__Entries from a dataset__

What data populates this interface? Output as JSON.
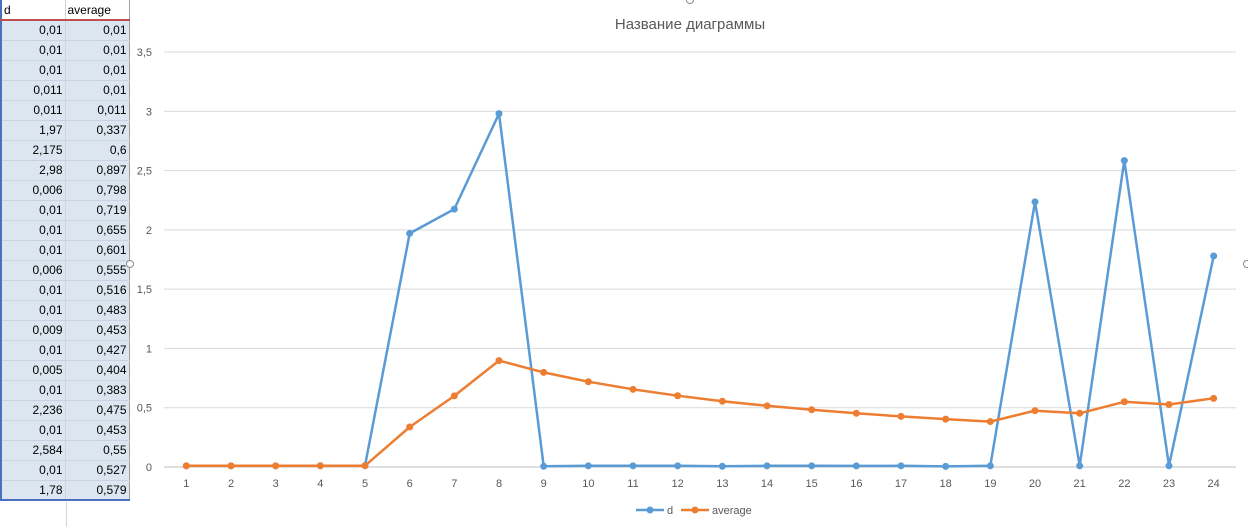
{
  "sheet": {
    "headers": [
      "d",
      "average"
    ],
    "rows": [
      [
        "0,01",
        "0,01"
      ],
      [
        "0,01",
        "0,01"
      ],
      [
        "0,01",
        "0,01"
      ],
      [
        "0,011",
        "0,01"
      ],
      [
        "0,011",
        "0,011"
      ],
      [
        "1,97",
        "0,337"
      ],
      [
        "2,175",
        "0,6"
      ],
      [
        "2,98",
        "0,897"
      ],
      [
        "0,006",
        "0,798"
      ],
      [
        "0,01",
        "0,719"
      ],
      [
        "0,01",
        "0,655"
      ],
      [
        "0,01",
        "0,601"
      ],
      [
        "0,006",
        "0,555"
      ],
      [
        "0,01",
        "0,516"
      ],
      [
        "0,01",
        "0,483"
      ],
      [
        "0,009",
        "0,453"
      ],
      [
        "0,01",
        "0,427"
      ],
      [
        "0,005",
        "0,404"
      ],
      [
        "0,01",
        "0,383"
      ],
      [
        "2,236",
        "0,475"
      ],
      [
        "0,01",
        "0,453"
      ],
      [
        "2,584",
        "0,55"
      ],
      [
        "0,01",
        "0,527"
      ],
      [
        "1,78",
        "0,579"
      ]
    ]
  },
  "chart_data": {
    "type": "line",
    "title": "Название диаграммы",
    "xlabel": "",
    "ylabel": "",
    "categories": [
      "1",
      "2",
      "3",
      "4",
      "5",
      "6",
      "7",
      "8",
      "9",
      "10",
      "11",
      "12",
      "13",
      "14",
      "15",
      "16",
      "17",
      "18",
      "19",
      "20",
      "21",
      "22",
      "23",
      "24"
    ],
    "ylim": [
      0,
      3.5
    ],
    "yticks": [
      0,
      0.5,
      1,
      1.5,
      2,
      2.5,
      3,
      3.5
    ],
    "ytick_labels": [
      "0",
      "0,5",
      "1",
      "1,5",
      "2",
      "2,5",
      "3",
      "3,5"
    ],
    "grid": true,
    "legend_position": "bottom",
    "series": [
      {
        "name": "d",
        "color": "#5b9bd5",
        "values": [
          0.01,
          0.01,
          0.01,
          0.011,
          0.011,
          1.97,
          2.175,
          2.98,
          0.006,
          0.01,
          0.01,
          0.01,
          0.006,
          0.01,
          0.01,
          0.009,
          0.01,
          0.005,
          0.01,
          2.236,
          0.01,
          2.584,
          0.01,
          1.78
        ]
      },
      {
        "name": "average",
        "color": "#ed7d31",
        "values": [
          0.01,
          0.01,
          0.01,
          0.01,
          0.011,
          0.337,
          0.6,
          0.897,
          0.798,
          0.719,
          0.655,
          0.601,
          0.555,
          0.516,
          0.483,
          0.453,
          0.427,
          0.404,
          0.383,
          0.475,
          0.453,
          0.55,
          0.527,
          0.579
        ]
      }
    ]
  }
}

__WORK TO BE COMPLETED__
Transcribe the listing in full. Omit the pictures and keep every line exact.

__EXPECTED ANSWER__
What data populates this interface? Output as JSON.
{
  "sheet": {
    "headers": [
      "d",
      "average"
    ],
    "rows": [
      [
        "0,01",
        "0,01"
      ],
      [
        "0,01",
        "0,01"
      ],
      [
        "0,01",
        "0,01"
      ],
      [
        "0,011",
        "0,01"
      ],
      [
        "0,011",
        "0,011"
      ],
      [
        "1,97",
        "0,337"
      ],
      [
        "2,175",
        "0,6"
      ],
      [
        "2,98",
        "0,897"
      ],
      [
        "0,006",
        "0,798"
      ],
      [
        "0,01",
        "0,719"
      ],
      [
        "0,01",
        "0,655"
      ],
      [
        "0,01",
        "0,601"
      ],
      [
        "0,006",
        "0,555"
      ],
      [
        "0,01",
        "0,516"
      ],
      [
        "0,01",
        "0,483"
      ],
      [
        "0,009",
        "0,453"
      ],
      [
        "0,01",
        "0,427"
      ],
      [
        "0,005",
        "0,404"
      ],
      [
        "0,01",
        "0,383"
      ],
      [
        "2,236",
        "0,475"
      ],
      [
        "0,01",
        "0,453"
      ],
      [
        "2,584",
        "0,55"
      ],
      [
        "0,01",
        "0,527"
      ],
      [
        "1,78",
        "0,579"
      ]
    ]
  },
  "chart_data": {
    "type": "line",
    "title": "Название диаграммы",
    "xlabel": "",
    "ylabel": "",
    "categories": [
      "1",
      "2",
      "3",
      "4",
      "5",
      "6",
      "7",
      "8",
      "9",
      "10",
      "11",
      "12",
      "13",
      "14",
      "15",
      "16",
      "17",
      "18",
      "19",
      "20",
      "21",
      "22",
      "23",
      "24"
    ],
    "ylim": [
      0,
      3.5
    ],
    "yticks": [
      0,
      0.5,
      1,
      1.5,
      2,
      2.5,
      3,
      3.5
    ],
    "ytick_labels": [
      "0",
      "0,5",
      "1",
      "1,5",
      "2",
      "2,5",
      "3",
      "3,5"
    ],
    "grid": true,
    "legend_position": "bottom",
    "series": [
      {
        "name": "d",
        "color": "#5b9bd5",
        "values": [
          0.01,
          0.01,
          0.01,
          0.011,
          0.011,
          1.97,
          2.175,
          2.98,
          0.006,
          0.01,
          0.01,
          0.01,
          0.006,
          0.01,
          0.01,
          0.009,
          0.01,
          0.005,
          0.01,
          2.236,
          0.01,
          2.584,
          0.01,
          1.78
        ]
      },
      {
        "name": "average",
        "color": "#ed7d31",
        "values": [
          0.01,
          0.01,
          0.01,
          0.01,
          0.011,
          0.337,
          0.6,
          0.897,
          0.798,
          0.719,
          0.655,
          0.601,
          0.555,
          0.516,
          0.483,
          0.453,
          0.427,
          0.404,
          0.383,
          0.475,
          0.453,
          0.55,
          0.527,
          0.579
        ]
      }
    ]
  }
}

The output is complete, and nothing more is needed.